TASK OBJECTIVE: Reproduce the listing below verbatim.

+===+

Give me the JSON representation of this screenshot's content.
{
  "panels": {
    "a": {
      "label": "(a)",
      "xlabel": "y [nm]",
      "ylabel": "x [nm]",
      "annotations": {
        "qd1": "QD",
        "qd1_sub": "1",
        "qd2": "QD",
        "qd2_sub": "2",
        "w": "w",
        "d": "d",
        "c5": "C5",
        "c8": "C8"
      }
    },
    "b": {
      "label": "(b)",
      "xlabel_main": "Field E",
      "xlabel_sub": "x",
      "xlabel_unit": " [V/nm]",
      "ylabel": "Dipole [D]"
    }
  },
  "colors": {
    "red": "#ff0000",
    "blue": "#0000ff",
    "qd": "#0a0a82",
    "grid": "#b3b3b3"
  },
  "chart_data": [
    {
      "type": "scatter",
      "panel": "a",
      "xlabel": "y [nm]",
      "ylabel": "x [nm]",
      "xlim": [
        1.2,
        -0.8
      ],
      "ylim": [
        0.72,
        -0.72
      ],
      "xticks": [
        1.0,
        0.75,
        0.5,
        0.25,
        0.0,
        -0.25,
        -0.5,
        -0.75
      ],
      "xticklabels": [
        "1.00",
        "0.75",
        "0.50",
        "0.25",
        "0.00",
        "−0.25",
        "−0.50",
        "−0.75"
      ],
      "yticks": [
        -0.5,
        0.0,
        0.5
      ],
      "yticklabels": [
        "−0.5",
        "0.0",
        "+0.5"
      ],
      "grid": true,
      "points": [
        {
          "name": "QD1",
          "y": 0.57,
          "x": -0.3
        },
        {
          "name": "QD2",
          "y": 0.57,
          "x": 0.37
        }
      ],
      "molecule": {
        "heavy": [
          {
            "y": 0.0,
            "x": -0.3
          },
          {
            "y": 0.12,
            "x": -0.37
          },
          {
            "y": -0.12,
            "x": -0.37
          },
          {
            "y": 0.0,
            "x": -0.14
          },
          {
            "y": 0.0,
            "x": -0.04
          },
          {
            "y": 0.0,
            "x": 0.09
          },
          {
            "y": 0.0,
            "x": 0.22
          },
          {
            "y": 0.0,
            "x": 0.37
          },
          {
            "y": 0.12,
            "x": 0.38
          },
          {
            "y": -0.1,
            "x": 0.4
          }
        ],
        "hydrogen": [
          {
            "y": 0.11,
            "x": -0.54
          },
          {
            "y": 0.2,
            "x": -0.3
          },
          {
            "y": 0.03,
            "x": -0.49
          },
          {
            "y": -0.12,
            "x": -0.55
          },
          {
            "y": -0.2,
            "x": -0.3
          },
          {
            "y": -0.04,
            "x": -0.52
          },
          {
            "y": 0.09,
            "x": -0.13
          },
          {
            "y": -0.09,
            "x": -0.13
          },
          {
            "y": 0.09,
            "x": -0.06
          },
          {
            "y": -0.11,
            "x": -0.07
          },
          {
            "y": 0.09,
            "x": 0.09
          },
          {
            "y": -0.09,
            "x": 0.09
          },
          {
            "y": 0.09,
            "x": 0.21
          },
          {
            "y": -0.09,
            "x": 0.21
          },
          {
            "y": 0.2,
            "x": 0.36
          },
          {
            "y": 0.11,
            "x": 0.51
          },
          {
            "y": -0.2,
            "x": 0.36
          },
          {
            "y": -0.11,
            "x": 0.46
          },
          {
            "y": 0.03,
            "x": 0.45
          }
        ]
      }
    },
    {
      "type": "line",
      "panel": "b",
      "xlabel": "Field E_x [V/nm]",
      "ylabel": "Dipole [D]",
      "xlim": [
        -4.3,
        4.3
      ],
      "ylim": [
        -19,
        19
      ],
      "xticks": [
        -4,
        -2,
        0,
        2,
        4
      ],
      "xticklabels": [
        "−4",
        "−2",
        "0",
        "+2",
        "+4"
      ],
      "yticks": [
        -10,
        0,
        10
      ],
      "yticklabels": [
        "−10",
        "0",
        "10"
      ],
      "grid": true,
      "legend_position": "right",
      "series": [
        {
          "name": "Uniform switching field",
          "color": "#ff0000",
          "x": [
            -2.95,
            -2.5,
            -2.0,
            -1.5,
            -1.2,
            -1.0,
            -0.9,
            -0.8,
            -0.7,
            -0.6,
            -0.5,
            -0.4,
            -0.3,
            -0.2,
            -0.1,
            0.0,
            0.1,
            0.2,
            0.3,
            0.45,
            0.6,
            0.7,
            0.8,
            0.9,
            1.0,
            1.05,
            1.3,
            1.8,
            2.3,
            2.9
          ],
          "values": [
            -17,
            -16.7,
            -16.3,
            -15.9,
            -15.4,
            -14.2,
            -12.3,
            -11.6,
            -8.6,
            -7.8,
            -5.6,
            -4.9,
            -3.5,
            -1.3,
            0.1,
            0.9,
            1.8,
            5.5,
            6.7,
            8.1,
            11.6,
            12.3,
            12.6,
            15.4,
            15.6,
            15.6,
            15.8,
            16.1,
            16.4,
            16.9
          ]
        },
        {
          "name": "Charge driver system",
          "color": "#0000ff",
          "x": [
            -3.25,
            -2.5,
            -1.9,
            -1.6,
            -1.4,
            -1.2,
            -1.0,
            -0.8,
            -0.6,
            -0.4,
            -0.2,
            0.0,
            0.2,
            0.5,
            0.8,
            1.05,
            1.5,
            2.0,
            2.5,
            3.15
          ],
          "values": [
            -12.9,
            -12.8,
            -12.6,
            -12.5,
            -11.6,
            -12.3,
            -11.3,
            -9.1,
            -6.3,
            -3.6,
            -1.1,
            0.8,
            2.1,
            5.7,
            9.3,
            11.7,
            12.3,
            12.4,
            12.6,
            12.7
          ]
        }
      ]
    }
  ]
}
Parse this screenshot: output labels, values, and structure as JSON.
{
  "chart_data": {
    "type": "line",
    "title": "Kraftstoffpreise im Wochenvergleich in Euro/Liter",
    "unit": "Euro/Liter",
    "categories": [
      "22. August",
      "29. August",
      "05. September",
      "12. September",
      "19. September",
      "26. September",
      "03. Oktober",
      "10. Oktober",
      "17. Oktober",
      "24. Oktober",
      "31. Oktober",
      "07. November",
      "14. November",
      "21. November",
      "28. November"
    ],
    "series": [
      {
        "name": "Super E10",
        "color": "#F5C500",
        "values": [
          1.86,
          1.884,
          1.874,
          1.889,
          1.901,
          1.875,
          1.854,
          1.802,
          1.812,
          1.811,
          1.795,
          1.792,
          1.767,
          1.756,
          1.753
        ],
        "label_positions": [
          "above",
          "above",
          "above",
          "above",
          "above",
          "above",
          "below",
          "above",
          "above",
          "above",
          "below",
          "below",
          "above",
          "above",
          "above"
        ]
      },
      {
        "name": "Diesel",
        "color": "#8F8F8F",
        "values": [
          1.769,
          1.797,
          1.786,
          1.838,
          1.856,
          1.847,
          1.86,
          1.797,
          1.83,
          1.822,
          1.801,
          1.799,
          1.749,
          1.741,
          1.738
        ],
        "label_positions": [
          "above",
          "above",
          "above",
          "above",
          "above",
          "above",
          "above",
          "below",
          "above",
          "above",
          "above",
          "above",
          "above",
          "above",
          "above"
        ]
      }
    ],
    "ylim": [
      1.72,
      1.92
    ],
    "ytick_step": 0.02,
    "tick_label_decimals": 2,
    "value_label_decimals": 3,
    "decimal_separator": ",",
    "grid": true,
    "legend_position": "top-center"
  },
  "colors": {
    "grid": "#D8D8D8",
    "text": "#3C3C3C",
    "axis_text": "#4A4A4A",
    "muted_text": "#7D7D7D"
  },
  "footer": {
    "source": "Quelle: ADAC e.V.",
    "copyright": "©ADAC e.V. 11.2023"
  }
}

+===+

CORRECT ANSWER:
Give me the JSON representation of this screenshot's content.
{
  "panels": {
    "a": {
      "label": "(a)",
      "xlabel": "y [nm]",
      "ylabel": "x [nm]",
      "annotations": {
        "qd1": "QD",
        "qd1_sub": "1",
        "qd2": "QD",
        "qd2_sub": "2",
        "w": "w",
        "d": "d",
        "c5": "C5",
        "c8": "C8"
      }
    },
    "b": {
      "label": "(b)",
      "xlabel_main": "Field E",
      "xlabel_sub": "x",
      "xlabel_unit": " [V/nm]",
      "ylabel": "Dipole [D]"
    }
  },
  "colors": {
    "red": "#ff0000",
    "blue": "#0000ff",
    "qd": "#0a0a82",
    "grid": "#b3b3b3"
  },
  "chart_data": [
    {
      "type": "scatter",
      "panel": "a",
      "xlabel": "y [nm]",
      "ylabel": "x [nm]",
      "xlim": [
        1.2,
        -0.8
      ],
      "ylim": [
        0.72,
        -0.72
      ],
      "xticks": [
        1.0,
        0.75,
        0.5,
        0.25,
        0.0,
        -0.25,
        -0.5,
        -0.75
      ],
      "xticklabels": [
        "1.00",
        "0.75",
        "0.50",
        "0.25",
        "0.00",
        "−0.25",
        "−0.50",
        "−0.75"
      ],
      "yticks": [
        -0.5,
        0.0,
        0.5
      ],
      "yticklabels": [
        "−0.5",
        "0.0",
        "+0.5"
      ],
      "grid": true,
      "points": [
        {
          "name": "QD1",
          "y": 0.57,
          "x": -0.3
        },
        {
          "name": "QD2",
          "y": 0.57,
          "x": 0.37
        }
      ],
      "molecule": {
        "heavy": [
          {
            "y": 0.0,
            "x": -0.3
          },
          {
            "y": 0.12,
            "x": -0.37
          },
          {
            "y": -0.12,
            "x": -0.37
          },
          {
            "y": 0.0,
            "x": -0.14
          },
          {
            "y": 0.0,
            "x": -0.04
          },
          {
            "y": 0.0,
            "x": 0.09
          },
          {
            "y": 0.0,
            "x": 0.22
          },
          {
            "y": 0.0,
            "x": 0.37
          },
          {
            "y": 0.12,
            "x": 0.38
          },
          {
            "y": -0.1,
            "x": 0.4
          }
        ],
        "hydrogen": [
          {
            "y": 0.11,
            "x": -0.54
          },
          {
            "y": 0.2,
            "x": -0.3
          },
          {
            "y": 0.03,
            "x": -0.49
          },
          {
            "y": -0.12,
            "x": -0.55
          },
          {
            "y": -0.2,
            "x": -0.3
          },
          {
            "y": -0.04,
            "x": -0.52
          },
          {
            "y": 0.09,
            "x": -0.13
          },
          {
            "y": -0.09,
            "x": -0.13
          },
          {
            "y": 0.09,
            "x": -0.06
          },
          {
            "y": -0.11,
            "x": -0.07
          },
          {
            "y": 0.09,
            "x": 0.09
          },
          {
            "y": -0.09,
            "x": 0.09
          },
          {
            "y": 0.09,
            "x": 0.21
          },
          {
            "y": -0.09,
            "x": 0.21
          },
          {
            "y": 0.2,
            "x": 0.36
          },
          {
            "y": 0.11,
            "x": 0.51
          },
          {
            "y": -0.2,
            "x": 0.36
          },
          {
            "y": -0.11,
            "x": 0.46
          },
          {
            "y": 0.03,
            "x": 0.45
          }
        ]
      }
    },
    {
      "type": "line",
      "panel": "b",
      "xlabel": "Field E_x [V/nm]",
      "ylabel": "Dipole [D]",
      "xlim": [
        -4.3,
        4.3
      ],
      "ylim": [
        -19,
        19
      ],
      "xticks": [
        -4,
        -2,
        0,
        2,
        4
      ],
      "xticklabels": [
        "−4",
        "−2",
        "0",
        "+2",
        "+4"
      ],
      "yticks": [
        -10,
        0,
        10
      ],
      "yticklabels": [
        "−10",
        "0",
        "10"
      ],
      "grid": true,
      "legend_position": "right",
      "series": [
        {
          "name": "Uniform switching field",
          "color": "#ff0000",
          "x": [
            -2.95,
            -2.5,
            -2.0,
            -1.5,
            -1.2,
            -1.0,
            -0.9,
            -0.8,
            -0.7,
            -0.6,
            -0.5,
            -0.4,
            -0.3,
            -0.2,
            -0.1,
            0.0,
            0.1,
            0.2,
            0.3,
            0.45,
            0.6,
            0.7,
            0.8,
            0.9,
            1.0,
            1.05,
            1.3,
            1.8,
            2.3,
            2.9
          ],
          "values": [
            -17,
            -16.7,
            -16.3,
            -15.9,
            -15.4,
            -14.2,
            -12.3,
            -11.6,
            -8.6,
            -7.8,
            -5.6,
            -4.9,
            -3.5,
            -1.3,
            0.1,
            0.9,
            1.8,
            5.5,
            6.7,
            8.1,
            11.6,
            12.3,
            12.6,
            15.4,
            15.6,
            15.6,
            15.8,
            16.1,
            16.4,
            16.9
          ]
        },
        {
          "name": "Charge driver system",
          "color": "#0000ff",
          "x": [
            -3.25,
            -2.5,
            -1.9,
            -1.6,
            -1.4,
            -1.2,
            -1.0,
            -0.8,
            -0.6,
            -0.4,
            -0.2,
            0.0,
            0.2,
            0.5,
            0.8,
            1.05,
            1.5,
            2.0,
            2.5,
            3.15
          ],
          "values": [
            -12.9,
            -12.8,
            -12.6,
            -12.5,
            -11.6,
            -12.3,
            -11.3,
            -9.1,
            -6.3,
            -3.6,
            -1.1,
            0.8,
            2.1,
            5.7,
            9.3,
            11.7,
            12.3,
            12.4,
            12.6,
            12.7
          ]
        }
      ]
    }
  ]
}
Parse this screenshot: output labels, values, and structure as JSON.
{
  "chart_data": {
    "type": "line",
    "title": "Kraftstoffpreise im Wochenvergleich in Euro/Liter",
    "unit": "Euro/Liter",
    "categories": [
      "22. August",
      "29. August",
      "05. September",
      "12. September",
      "19. September",
      "26. September",
      "03. Oktober",
      "10. Oktober",
      "17. Oktober",
      "24. Oktober",
      "31. Oktober",
      "07. November",
      "14. November",
      "21. November",
      "28. November"
    ],
    "series": [
      {
        "name": "Super E10",
        "color": "#F5C500",
        "values": [
          1.86,
          1.884,
          1.874,
          1.889,
          1.901,
          1.875,
          1.854,
          1.802,
          1.812,
          1.811,
          1.795,
          1.792,
          1.767,
          1.756,
          1.753
        ],
        "label_positions": [
          "above",
          "above",
          "above",
          "above",
          "above",
          "above",
          "below",
          "above",
          "above",
          "above",
          "below",
          "below",
          "above",
          "above",
          "above"
        ]
      },
      {
        "name": "Diesel",
        "color": "#8F8F8F",
        "values": [
          1.769,
          1.797,
          1.786,
          1.838,
          1.856,
          1.847,
          1.86,
          1.797,
          1.83,
          1.822,
          1.801,
          1.799,
          1.749,
          1.741,
          1.738
        ],
        "label_positions": [
          "above",
          "above",
          "above",
          "above",
          "above",
          "above",
          "above",
          "below",
          "above",
          "above",
          "above",
          "above",
          "above",
          "above",
          "above"
        ]
      }
    ],
    "ylim": [
      1.72,
      1.92
    ],
    "ytick_step": 0.02,
    "tick_label_decimals": 2,
    "value_label_decimals": 3,
    "decimal_separator": ",",
    "grid": true,
    "legend_position": "top-center"
  },
  "colors": {
    "grid": "#D8D8D8",
    "text": "#3C3C3C",
    "axis_text": "#4A4A4A",
    "muted_text": "#7D7D7D"
  },
  "footer": {
    "source": "Quelle: ADAC e.V.",
    "copyright": "©ADAC e.V. 11.2023"
  }
}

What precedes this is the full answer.